● **REQUIRED TASK**: Search the data below for the word "trước" and copy each line that holds it.

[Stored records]

# # # # # # #

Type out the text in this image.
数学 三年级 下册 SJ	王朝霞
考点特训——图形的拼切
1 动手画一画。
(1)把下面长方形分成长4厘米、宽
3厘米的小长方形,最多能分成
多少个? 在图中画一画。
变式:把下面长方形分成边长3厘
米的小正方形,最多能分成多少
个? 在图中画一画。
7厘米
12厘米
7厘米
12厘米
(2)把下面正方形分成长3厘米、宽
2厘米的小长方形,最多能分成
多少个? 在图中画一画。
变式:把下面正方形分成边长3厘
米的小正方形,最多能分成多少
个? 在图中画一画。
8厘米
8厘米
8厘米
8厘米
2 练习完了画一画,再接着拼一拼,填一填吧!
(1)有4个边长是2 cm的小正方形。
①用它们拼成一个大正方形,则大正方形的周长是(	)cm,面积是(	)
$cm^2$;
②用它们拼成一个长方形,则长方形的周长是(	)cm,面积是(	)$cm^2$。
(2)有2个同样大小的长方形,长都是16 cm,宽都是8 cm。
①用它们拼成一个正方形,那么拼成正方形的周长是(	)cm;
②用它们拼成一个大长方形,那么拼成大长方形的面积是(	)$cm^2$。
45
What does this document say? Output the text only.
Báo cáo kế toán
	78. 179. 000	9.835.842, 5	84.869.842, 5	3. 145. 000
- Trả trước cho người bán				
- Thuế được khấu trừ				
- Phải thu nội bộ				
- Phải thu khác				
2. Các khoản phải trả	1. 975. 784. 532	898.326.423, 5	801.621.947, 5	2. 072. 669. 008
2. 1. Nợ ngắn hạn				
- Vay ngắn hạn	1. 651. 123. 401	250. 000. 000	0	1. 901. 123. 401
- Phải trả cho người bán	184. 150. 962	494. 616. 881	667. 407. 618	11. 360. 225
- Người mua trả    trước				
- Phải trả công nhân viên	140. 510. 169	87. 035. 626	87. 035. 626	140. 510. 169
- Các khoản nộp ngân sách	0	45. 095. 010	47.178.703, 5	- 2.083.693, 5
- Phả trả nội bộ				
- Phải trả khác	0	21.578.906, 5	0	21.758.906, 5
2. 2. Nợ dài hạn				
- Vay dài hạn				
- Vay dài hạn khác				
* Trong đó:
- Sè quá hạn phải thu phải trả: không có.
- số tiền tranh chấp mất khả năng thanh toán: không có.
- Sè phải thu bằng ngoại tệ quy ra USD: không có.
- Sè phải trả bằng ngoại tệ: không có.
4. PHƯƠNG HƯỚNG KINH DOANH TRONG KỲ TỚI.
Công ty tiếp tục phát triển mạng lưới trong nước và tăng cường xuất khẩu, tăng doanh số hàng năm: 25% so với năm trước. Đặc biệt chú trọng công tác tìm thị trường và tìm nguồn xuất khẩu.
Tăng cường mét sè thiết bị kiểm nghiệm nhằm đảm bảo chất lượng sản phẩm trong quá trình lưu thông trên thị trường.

# # # # # # #

● **ANSWER TO THIS EXERCISE**:
- Trả trước cho người bán				
- Người mua trả    trước				
Công ty tiếp tục phát triển mạng lưới trong nước và tăng cường xuất khẩu, tăng doanh số hàng năm: 25% so với năm trước. Đặc biệt chú trọng công tác tìm thị trường và tìm nguồn xuất khẩu.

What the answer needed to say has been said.